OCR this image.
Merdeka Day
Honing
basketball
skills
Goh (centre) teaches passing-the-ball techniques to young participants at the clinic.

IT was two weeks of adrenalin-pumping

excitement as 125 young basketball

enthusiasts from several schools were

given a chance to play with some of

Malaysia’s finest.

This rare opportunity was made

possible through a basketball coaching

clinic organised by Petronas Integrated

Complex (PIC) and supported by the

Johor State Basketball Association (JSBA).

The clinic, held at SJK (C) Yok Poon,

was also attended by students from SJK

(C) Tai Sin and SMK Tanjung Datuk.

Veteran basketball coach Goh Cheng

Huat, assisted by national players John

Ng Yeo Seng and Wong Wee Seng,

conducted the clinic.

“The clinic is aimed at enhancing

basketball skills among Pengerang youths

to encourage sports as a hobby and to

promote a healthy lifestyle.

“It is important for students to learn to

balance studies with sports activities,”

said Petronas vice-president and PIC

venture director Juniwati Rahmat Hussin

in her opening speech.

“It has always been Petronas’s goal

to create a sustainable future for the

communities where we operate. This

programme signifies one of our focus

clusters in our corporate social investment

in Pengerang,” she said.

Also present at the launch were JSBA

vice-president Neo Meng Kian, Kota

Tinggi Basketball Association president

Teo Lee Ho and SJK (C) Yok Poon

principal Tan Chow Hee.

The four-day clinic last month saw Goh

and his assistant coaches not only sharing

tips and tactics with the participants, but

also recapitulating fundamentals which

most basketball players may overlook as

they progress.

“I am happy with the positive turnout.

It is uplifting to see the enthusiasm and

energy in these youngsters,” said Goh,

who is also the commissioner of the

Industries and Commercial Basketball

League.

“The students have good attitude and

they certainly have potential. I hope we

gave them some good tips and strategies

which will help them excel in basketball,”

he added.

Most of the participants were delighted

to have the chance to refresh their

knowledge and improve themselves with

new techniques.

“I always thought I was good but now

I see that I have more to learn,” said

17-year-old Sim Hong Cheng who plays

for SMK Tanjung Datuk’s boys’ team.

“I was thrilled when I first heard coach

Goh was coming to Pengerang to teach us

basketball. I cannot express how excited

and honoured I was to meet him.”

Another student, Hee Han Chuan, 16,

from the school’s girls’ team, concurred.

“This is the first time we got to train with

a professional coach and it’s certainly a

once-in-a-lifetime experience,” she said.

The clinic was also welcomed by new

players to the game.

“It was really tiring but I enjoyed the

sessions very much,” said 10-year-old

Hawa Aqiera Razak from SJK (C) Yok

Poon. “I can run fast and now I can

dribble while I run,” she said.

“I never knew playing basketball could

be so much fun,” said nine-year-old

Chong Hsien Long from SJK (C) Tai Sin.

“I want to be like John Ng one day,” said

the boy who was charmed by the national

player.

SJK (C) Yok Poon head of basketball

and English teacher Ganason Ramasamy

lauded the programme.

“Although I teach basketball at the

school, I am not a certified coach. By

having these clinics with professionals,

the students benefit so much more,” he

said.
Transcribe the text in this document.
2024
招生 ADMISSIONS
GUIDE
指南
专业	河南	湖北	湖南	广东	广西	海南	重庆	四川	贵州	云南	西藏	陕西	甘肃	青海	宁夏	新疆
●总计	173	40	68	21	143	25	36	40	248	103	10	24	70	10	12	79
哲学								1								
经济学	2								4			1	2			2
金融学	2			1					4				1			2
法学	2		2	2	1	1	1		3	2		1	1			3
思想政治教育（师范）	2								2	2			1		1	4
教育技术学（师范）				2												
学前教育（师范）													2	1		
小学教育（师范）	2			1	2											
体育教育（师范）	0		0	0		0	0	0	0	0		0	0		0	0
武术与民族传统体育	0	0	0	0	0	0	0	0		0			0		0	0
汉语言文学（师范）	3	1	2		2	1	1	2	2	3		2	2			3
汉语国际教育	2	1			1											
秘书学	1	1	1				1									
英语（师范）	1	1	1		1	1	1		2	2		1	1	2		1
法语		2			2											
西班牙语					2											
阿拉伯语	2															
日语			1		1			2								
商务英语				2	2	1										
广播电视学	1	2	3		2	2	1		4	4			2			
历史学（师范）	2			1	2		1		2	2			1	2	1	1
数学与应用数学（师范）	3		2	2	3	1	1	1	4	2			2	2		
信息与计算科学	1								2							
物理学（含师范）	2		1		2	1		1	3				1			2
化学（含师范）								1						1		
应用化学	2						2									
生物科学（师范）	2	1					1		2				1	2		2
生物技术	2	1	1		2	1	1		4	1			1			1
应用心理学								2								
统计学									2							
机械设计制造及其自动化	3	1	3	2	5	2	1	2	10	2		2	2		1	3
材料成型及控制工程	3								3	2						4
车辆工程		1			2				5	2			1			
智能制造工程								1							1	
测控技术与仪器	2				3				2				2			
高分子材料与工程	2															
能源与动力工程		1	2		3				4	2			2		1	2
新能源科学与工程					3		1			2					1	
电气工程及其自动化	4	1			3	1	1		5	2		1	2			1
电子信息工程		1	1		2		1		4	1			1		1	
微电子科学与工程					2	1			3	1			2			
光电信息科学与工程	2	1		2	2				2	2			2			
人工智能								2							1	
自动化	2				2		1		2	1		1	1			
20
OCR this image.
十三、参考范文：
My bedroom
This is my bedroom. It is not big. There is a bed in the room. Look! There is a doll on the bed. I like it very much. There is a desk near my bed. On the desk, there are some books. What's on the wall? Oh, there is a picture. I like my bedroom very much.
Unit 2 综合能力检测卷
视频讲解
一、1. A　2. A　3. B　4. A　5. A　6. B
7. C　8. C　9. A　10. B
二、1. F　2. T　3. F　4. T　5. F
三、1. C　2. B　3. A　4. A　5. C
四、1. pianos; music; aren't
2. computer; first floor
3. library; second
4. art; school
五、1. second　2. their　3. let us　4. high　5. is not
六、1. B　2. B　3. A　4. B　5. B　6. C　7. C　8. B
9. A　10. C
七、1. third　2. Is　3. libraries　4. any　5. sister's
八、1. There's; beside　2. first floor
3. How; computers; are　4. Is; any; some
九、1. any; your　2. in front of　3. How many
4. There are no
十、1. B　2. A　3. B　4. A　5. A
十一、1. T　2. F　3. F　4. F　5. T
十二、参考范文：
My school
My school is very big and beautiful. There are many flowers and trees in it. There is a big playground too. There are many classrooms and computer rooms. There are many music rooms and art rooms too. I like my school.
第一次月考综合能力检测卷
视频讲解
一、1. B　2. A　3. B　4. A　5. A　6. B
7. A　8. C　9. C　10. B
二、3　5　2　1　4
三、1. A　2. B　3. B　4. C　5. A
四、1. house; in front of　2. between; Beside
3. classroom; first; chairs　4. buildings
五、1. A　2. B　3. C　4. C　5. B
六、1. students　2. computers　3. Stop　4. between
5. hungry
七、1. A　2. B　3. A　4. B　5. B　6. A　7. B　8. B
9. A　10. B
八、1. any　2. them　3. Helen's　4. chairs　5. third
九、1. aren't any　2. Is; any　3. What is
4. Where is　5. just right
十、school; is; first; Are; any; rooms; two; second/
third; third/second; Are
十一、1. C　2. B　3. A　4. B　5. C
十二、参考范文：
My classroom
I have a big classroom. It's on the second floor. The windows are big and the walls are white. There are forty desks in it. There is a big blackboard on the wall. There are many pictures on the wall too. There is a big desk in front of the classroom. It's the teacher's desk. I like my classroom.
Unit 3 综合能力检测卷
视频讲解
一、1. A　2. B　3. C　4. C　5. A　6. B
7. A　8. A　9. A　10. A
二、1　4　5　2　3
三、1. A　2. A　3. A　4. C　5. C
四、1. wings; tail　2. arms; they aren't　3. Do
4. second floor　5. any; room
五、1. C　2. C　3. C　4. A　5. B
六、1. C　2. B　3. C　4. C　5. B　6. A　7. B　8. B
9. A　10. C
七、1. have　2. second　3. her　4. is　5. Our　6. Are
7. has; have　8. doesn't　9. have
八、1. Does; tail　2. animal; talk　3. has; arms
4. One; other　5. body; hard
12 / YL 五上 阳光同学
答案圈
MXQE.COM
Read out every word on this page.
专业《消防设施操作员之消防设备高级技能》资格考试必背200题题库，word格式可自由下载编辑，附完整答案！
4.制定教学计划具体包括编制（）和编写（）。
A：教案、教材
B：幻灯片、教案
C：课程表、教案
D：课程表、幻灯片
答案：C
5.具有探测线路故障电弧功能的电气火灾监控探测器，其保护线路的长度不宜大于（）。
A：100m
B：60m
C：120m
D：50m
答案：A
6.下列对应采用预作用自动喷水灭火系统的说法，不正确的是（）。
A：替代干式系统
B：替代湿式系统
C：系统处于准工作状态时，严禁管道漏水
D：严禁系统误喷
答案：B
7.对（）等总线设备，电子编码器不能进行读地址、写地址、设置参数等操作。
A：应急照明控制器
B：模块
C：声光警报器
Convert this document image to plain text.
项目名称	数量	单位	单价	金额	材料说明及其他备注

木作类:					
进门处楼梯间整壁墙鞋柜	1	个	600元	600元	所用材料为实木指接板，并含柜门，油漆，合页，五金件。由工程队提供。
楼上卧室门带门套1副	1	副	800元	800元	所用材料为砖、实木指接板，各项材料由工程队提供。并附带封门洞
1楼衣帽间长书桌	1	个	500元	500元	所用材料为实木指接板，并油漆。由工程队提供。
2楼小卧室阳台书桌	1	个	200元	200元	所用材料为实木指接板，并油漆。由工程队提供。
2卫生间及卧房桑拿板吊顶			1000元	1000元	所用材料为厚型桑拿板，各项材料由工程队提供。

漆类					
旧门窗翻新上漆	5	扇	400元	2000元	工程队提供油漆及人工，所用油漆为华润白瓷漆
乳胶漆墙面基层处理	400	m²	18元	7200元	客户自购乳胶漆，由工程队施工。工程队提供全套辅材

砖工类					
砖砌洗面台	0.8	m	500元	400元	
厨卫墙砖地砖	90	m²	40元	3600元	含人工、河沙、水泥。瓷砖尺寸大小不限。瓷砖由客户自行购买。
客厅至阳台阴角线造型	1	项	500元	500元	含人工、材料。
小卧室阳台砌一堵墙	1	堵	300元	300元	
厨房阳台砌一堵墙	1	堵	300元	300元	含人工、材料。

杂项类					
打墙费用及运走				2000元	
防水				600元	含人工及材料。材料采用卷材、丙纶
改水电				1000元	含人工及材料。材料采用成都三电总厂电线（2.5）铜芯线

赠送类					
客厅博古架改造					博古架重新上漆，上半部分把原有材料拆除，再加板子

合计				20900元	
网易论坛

= = =

*Task brief:*
Above are the records; copy every line in them that holds the word "John".

*Answer for this exercise:*
Huat, assisted by national players John
“I want to be like John Ng one day,” said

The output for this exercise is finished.